Please render every line of the records below as a Markdown table with two columns: "No." for the row number and "Line" for the line itself. Leave out any blank lines.

[Items listed in a dataset]
>> Begin

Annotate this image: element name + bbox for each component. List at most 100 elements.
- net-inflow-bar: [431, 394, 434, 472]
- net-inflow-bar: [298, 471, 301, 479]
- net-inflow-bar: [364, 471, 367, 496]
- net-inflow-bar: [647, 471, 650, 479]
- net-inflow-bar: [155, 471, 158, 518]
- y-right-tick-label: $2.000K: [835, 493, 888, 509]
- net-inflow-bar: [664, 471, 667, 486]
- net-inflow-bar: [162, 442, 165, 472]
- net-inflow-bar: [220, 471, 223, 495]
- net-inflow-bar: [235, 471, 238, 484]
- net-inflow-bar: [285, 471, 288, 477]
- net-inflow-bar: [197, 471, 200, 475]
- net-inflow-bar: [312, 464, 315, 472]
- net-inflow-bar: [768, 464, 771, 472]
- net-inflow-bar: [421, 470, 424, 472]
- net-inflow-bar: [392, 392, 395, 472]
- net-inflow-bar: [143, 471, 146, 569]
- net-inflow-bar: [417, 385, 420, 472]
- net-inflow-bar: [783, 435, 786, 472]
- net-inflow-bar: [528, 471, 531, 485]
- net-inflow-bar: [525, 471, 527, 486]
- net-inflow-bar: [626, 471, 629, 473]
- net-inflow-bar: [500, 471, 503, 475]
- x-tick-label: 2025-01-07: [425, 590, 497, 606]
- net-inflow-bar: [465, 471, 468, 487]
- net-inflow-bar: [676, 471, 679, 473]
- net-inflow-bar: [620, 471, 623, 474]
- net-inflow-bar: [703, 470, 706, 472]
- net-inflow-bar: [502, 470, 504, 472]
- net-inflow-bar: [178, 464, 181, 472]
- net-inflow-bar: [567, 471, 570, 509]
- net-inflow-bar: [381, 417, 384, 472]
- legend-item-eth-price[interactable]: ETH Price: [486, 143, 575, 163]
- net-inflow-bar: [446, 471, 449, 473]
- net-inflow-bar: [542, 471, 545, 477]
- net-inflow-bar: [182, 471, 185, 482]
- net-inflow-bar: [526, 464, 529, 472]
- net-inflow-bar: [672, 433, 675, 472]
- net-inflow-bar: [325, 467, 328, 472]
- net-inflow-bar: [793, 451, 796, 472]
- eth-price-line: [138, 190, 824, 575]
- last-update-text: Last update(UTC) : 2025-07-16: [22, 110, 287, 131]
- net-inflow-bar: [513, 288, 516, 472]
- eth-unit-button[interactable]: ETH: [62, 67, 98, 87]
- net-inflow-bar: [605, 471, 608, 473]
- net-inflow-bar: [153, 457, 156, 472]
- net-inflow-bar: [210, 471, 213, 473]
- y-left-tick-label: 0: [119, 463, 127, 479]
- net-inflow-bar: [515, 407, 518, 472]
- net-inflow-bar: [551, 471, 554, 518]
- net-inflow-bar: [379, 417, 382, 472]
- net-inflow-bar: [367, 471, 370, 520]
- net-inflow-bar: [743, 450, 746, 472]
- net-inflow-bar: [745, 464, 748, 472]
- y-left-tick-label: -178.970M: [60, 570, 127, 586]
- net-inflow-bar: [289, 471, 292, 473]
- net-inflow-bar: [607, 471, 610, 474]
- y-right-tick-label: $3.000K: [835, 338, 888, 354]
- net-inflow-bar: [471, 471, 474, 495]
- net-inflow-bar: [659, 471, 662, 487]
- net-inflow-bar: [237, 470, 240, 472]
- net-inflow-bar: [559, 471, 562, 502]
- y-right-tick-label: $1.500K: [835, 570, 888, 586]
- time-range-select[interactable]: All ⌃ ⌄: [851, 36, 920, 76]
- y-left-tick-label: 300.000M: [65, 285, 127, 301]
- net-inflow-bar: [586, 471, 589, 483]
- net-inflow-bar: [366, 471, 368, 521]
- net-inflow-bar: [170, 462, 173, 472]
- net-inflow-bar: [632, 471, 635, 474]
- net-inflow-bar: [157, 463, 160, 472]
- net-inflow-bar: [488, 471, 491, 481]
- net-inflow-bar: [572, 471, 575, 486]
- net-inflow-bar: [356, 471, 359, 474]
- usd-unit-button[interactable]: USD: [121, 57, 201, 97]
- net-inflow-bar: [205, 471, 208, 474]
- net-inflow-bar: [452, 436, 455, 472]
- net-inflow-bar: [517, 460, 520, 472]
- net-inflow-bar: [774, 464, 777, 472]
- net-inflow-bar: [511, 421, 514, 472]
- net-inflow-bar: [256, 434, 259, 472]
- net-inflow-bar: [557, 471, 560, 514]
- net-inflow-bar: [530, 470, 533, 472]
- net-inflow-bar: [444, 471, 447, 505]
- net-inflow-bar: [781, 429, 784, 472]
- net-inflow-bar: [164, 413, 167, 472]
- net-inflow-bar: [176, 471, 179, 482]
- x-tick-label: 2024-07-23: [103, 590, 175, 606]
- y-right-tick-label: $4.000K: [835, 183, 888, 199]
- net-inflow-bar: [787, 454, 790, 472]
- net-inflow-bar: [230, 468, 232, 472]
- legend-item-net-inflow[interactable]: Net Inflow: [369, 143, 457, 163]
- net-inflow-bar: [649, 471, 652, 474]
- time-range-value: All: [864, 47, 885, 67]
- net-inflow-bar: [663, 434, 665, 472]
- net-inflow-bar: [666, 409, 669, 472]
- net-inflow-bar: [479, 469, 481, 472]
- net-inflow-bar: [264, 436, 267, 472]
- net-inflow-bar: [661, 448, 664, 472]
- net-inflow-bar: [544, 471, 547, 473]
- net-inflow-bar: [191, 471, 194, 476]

>> End

→ SOLUTION:
| No. | Line |
|---|---|
| 1 | Annotate this image: element name + bbox for each component. List at most 100 elements. |
| 2 | - net-inflow-bar: [431, 394, 434, 472] |
| 3 | - net-inflow-bar: [298, 471, 301, 479] |
| 4 | - net-inflow-bar: [364, 471, 367, 496] |
| 5 | - net-inflow-bar: [647, 471, 650, 479] |
| 6 | - net-inflow-bar: [155, 471, 158, 518] |
| 7 | - y-right-tick-label: $2.000K: [835, 493, 888, 509] |
| 8 | - net-inflow-bar: [664, 471, 667, 486] |
| 9 | - net-inflow-bar: [162, 442, 165, 472] |
| 10 | - net-inflow-bar: [220, 471, 223, 495] |
| 11 | - net-inflow-bar: [235, 471, 238, 484] |
| 12 | - net-inflow-bar: [285, 471, 288, 477] |
| 13 | - net-inflow-bar: [197, 471, 200, 475] |
| 14 | - net-inflow-bar: [312, 464, 315, 472] |
| 15 | - net-inflow-bar: [768, 464, 771, 472] |
| 16 | - net-inflow-bar: [421, 470, 424, 472] |
| 17 | - net-inflow-bar: [392, 392, 395, 472] |
| 18 | - net-inflow-bar: [143, 471, 146, 569] |
| 19 | - net-inflow-bar: [417, 385, 420, 472] |
| 20 | - net-inflow-bar: [783, 435, 786, 472] |
| 21 | - net-inflow-bar: [528, 471, 531, 485] |
| 22 | - net-inflow-bar: [525, 471, 527, 486] |
| 23 | - net-inflow-bar: [626, 471, 629, 473] |
| 24 | - net-inflow-bar: [500, 471, 503, 475] |
| 25 | - x-tick-label: 2025-01-07: [425, 590, 497, 606] |
| 26 | - net-inflow-bar: [465, 471, 468, 487] |
| 27 | - net-inflow-bar: [676, 471, 679, 473] |
| 28 | - net-inflow-bar: [620, 471, 623, 474] |
| 29 | - net-inflow-bar: [703, 470, 706, 472] |
| 30 | - net-inflow-bar: [502, 470, 504, 472] |
| 31 | - net-inflow-bar: [178, 464, 181, 472] |
| 32 | - net-inflow-bar: [567, 471, 570, 509] |
| 33 | - net-inflow-bar: [381, 417, 384, 472] |
| 34 | - legend-item-eth-price[interactable]: ETH Price: [486, 143, 575, 163] |
| 35 | - net-inflow-bar: [446, 471, 449, 473] |
| 36 | - net-inflow-bar: [542, 471, 545, 477] |
| 37 | - net-inflow-bar: [182, 471, 185, 482] |
| 38 | - net-inflow-bar: [526, 464, 529, 472] |
| 39 | - net-inflow-bar: [672, 433, 675, 472] |
| 40 | - net-inflow-bar: [325, 467, 328, 472] |
| 41 | - net-inflow-bar: [793, 451, 796, 472] |
| 42 | - eth-price-line: [138, 190, 824, 575] |
| 43 | - last-update-text: Last update(UTC) : 2025-07-16: [22, 110, 287, 131] |
| 44 | - net-inflow-bar: [513, 288, 516, 472] |
| 45 | - eth-unit-button[interactable]: ETH: [62, 67, 98, 87] |
| 46 | - net-inflow-bar: [605, 471, 608, 473] |
| 47 | - net-inflow-bar: [153, 457, 156, 472] |
| 48 | - net-inflow-bar: [210, 471, 213, 473] |
| 49 | - y-left-tick-label: 0: [119, 463, 127, 479] |
| 50 | - net-inflow-bar: [515, 407, 518, 472] |
| 51 | - net-inflow-bar: [551, 471, 554, 518] |
| 52 | - net-inflow-bar: [379, 417, 382, 472] |
| 53 | - net-inflow-bar: [367, 471, 370, 520] |
| 54 | - net-inflow-bar: [743, 450, 746, 472] |
| 55 | - net-inflow-bar: [745, 464, 748, 472] |
| 56 | - y-left-tick-label: -178.970M: [60, 570, 127, 586] |
| 57 | - net-inflow-bar: [289, 471, 292, 473] |
| 58 | - net-inflow-bar: [607, 471, 610, 474] |
| 59 | - y-right-tick-label: $3.000K: [835, 338, 888, 354] |
| 60 | - net-inflow-bar: [471, 471, 474, 495] |
| 61 | - net-inflow-bar: [659, 471, 662, 487] |
| 62 | - net-inflow-bar: [237, 470, 240, 472] |
| 63 | - net-inflow-bar: [559, 471, 562, 502] |
| 64 | - y-right-tick-label: $1.500K: [835, 570, 888, 586] |
| 65 | - time-range-select[interactable]: All ⌃ ⌄: [851, 36, 920, 76] |
| 66 | - y-left-tick-label: 300.000M: [65, 285, 127, 301] |
| 67 | - net-inflow-bar: [586, 471, 589, 483] |
| 68 | - net-inflow-bar: [366, 471, 368, 521] |
| 69 | - net-inflow-bar: [170, 462, 173, 472] |
| 70 | - net-inflow-bar: [632, 471, 635, 474] |
| 71 | - net-inflow-bar: [157, 463, 160, 472] |
| 72 | - net-inflow-bar: [488, 471, 491, 481] |
| 73 | - net-inflow-bar: [572, 471, 575, 486] |
| 74 | - net-inflow-bar: [356, 471, 359, 474] |
| 75 | - usd-unit-button[interactable]: USD: [121, 57, 201, 97] |
| 76 | - net-inflow-bar: [205, 471, 208, 474] |
| 77 | - net-inflow-bar: [452, 436, 455, 472] |
| 78 | - net-inflow-bar: [517, 460, 520, 472] |
| 79 | - net-inflow-bar: [774, 464, 777, 472] |
| 80 | - net-inflow-bar: [511, 421, 514, 472] |
| 81 | - net-inflow-bar: [256, 434, 259, 472] |
| 82 | - net-inflow-bar: [557, 471, 560, 514] |
| 83 | - net-inflow-bar: [530, 470, 533, 472] |
| 84 | - net-inflow-bar: [444, 471, 447, 505] |
| 85 | - net-inflow-bar: [781, 429, 784, 472] |
| 86 | - net-inflow-bar: [164, 413, 167, 472] |
| 87 | - net-inflow-bar: [176, 471, 179, 482] |
| 88 | - x-tick-label: 2024-07-23: [103, 590, 175, 606] |
| 89 | - y-right-tick-label: $4.000K: [835, 183, 888, 199] |
| 90 | - net-inflow-bar: [787, 454, 790, 472] |
| 91 | - net-inflow-bar: [230, 468, 232, 472] |
| 92 | - legend-item-net-inflow[interactable]: Net Inflow: [369, 143, 457, 163] |
| 93 | - net-inflow-bar: [649, 471, 652, 474] |
| 94 | - time-range-value: All: [864, 47, 885, 67] |
| 95 | - net-inflow-bar: [663, 434, 665, 472] |
| 96 | - net-inflow-bar: [666, 409, 669, 472] |
| 97 | - net-inflow-bar: [479, 469, 481, 472] |
| 98 | - net-inflow-bar: [264, 436, 267, 472] |
| 99 | - net-inflow-bar: [661, 448, 664, 472] |
| 100 | - net-inflow-bar: [544, 471, 547, 473] |
| 101 | - net-inflow-bar: [191, 471, 194, 476] |